Dataset rows about figures
+ + +

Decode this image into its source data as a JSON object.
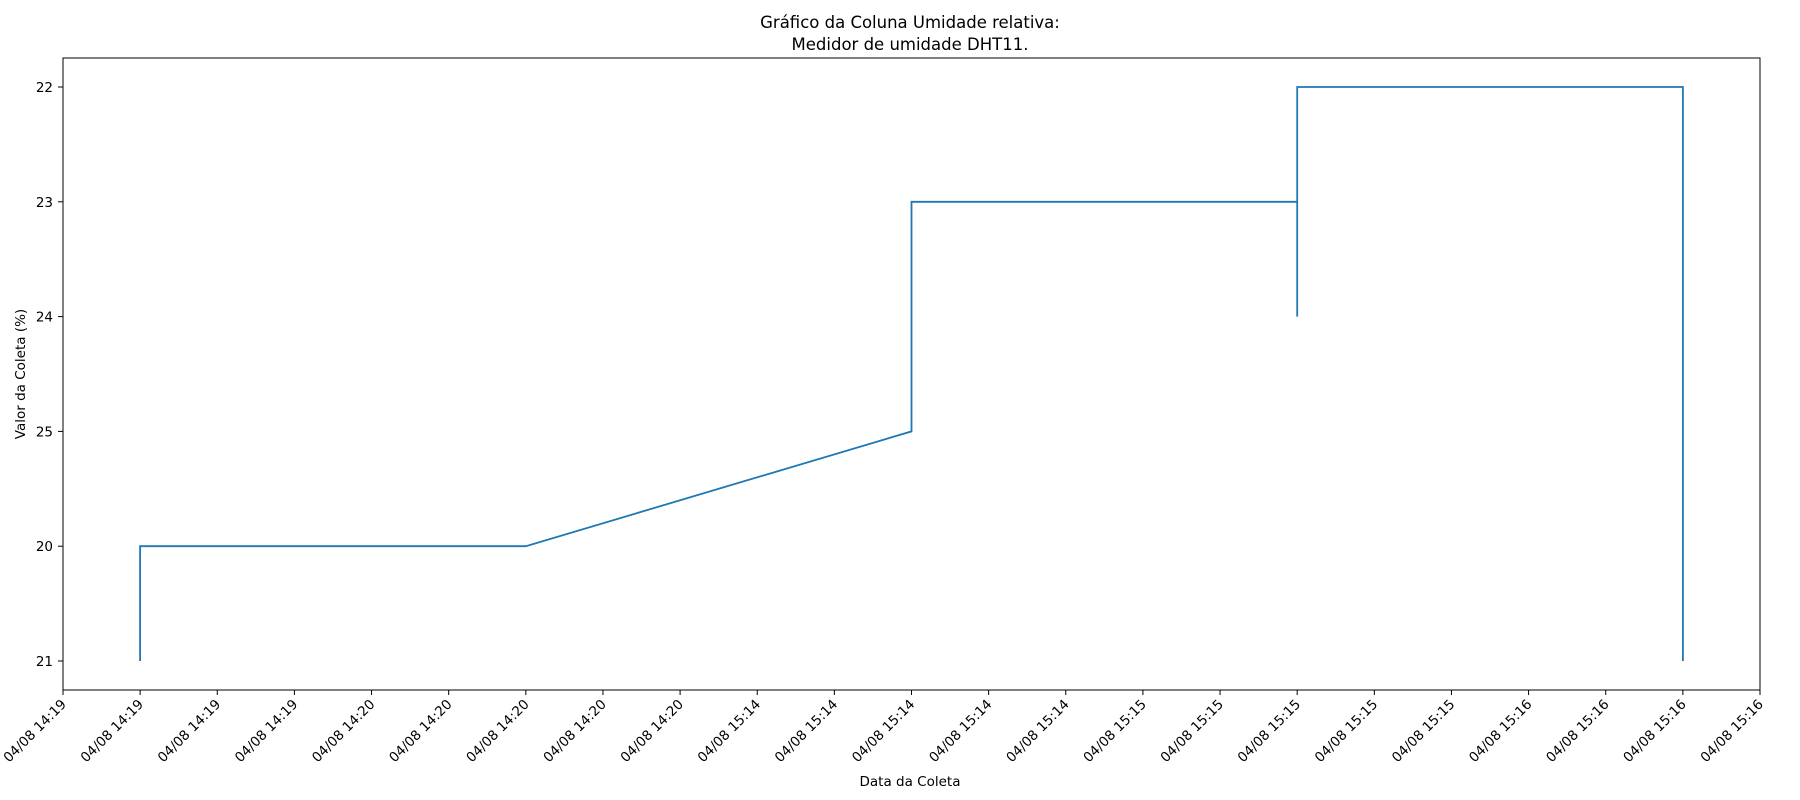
{
  "chart_data": {
    "type": "line",
    "title": "Gráfico da Coluna Umidade relativa:",
    "subtitle": "Medidor de umidade DHT11.",
    "xlabel": "Data da Coleta",
    "ylabel": "Valor da Coleta (%)",
    "y_categories": [
      "21",
      "20",
      "25",
      "24",
      "23",
      "22"
    ],
    "x_tick_labels": [
      "04/08 14:19",
      "04/08 14:19",
      "04/08 14:19",
      "04/08 14:19",
      "04/08 14:20",
      "04/08 14:20",
      "04/08 14:20",
      "04/08 14:20",
      "04/08 14:20",
      "04/08 15:14",
      "04/08 15:14",
      "04/08 15:14",
      "04/08 15:14",
      "04/08 15:14",
      "04/08 15:15",
      "04/08 15:15",
      "04/08 15:15",
      "04/08 15:15",
      "04/08 15:15",
      "04/08 15:16",
      "04/08 15:16",
      "04/08 15:16",
      "04/08 15:16"
    ],
    "series": [
      {
        "color": "#1f77b4",
        "points": [
          {
            "tick": 1,
            "y": "21"
          },
          {
            "tick": 1,
            "y": "20"
          },
          {
            "tick": 6,
            "y": "20"
          },
          {
            "tick": 11,
            "y": "25"
          },
          {
            "tick": 11,
            "y": "23"
          },
          {
            "tick": 16,
            "y": "23"
          },
          {
            "tick": 16,
            "y": "24"
          },
          {
            "tick": 16,
            "y": "22"
          },
          {
            "tick": 21,
            "y": "22"
          },
          {
            "tick": 21,
            "y": "21"
          }
        ]
      }
    ],
    "grid": false
  }
}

+ + +

TASK DIRECTIONS
Output the full set of records above without changing a word, and drop the images.

FULL SOLUTION
Decode this image into its source data as a JSON object.
{
  "chart_data": {
    "type": "line",
    "title": "Gráfico da Coluna Umidade relativa:",
    "subtitle": "Medidor de umidade DHT11.",
    "xlabel": "Data da Coleta",
    "ylabel": "Valor da Coleta (%)",
    "y_categories": [
      "21",
      "20",
      "25",
      "24",
      "23",
      "22"
    ],
    "x_tick_labels": [
      "04/08 14:19",
      "04/08 14:19",
      "04/08 14:19",
      "04/08 14:19",
      "04/08 14:20",
      "04/08 14:20",
      "04/08 14:20",
      "04/08 14:20",
      "04/08 14:20",
      "04/08 15:14",
      "04/08 15:14",
      "04/08 15:14",
      "04/08 15:14",
      "04/08 15:14",
      "04/08 15:15",
      "04/08 15:15",
      "04/08 15:15",
      "04/08 15:15",
      "04/08 15:15",
      "04/08 15:16",
      "04/08 15:16",
      "04/08 15:16",
      "04/08 15:16"
    ],
    "series": [
      {
        "color": "#1f77b4",
        "points": [
          {
            "tick": 1,
            "y": "21"
          },
          {
            "tick": 1,
            "y": "20"
          },
          {
            "tick": 6,
            "y": "20"
          },
          {
            "tick": 11,
            "y": "25"
          },
          {
            "tick": 11,
            "y": "23"
          },
          {
            "tick": 16,
            "y": "23"
          },
          {
            "tick": 16,
            "y": "24"
          },
          {
            "tick": 16,
            "y": "22"
          },
          {
            "tick": 21,
            "y": "22"
          },
          {
            "tick": 21,
            "y": "21"
          }
        ]
      }
    ],
    "grid": false
  }
}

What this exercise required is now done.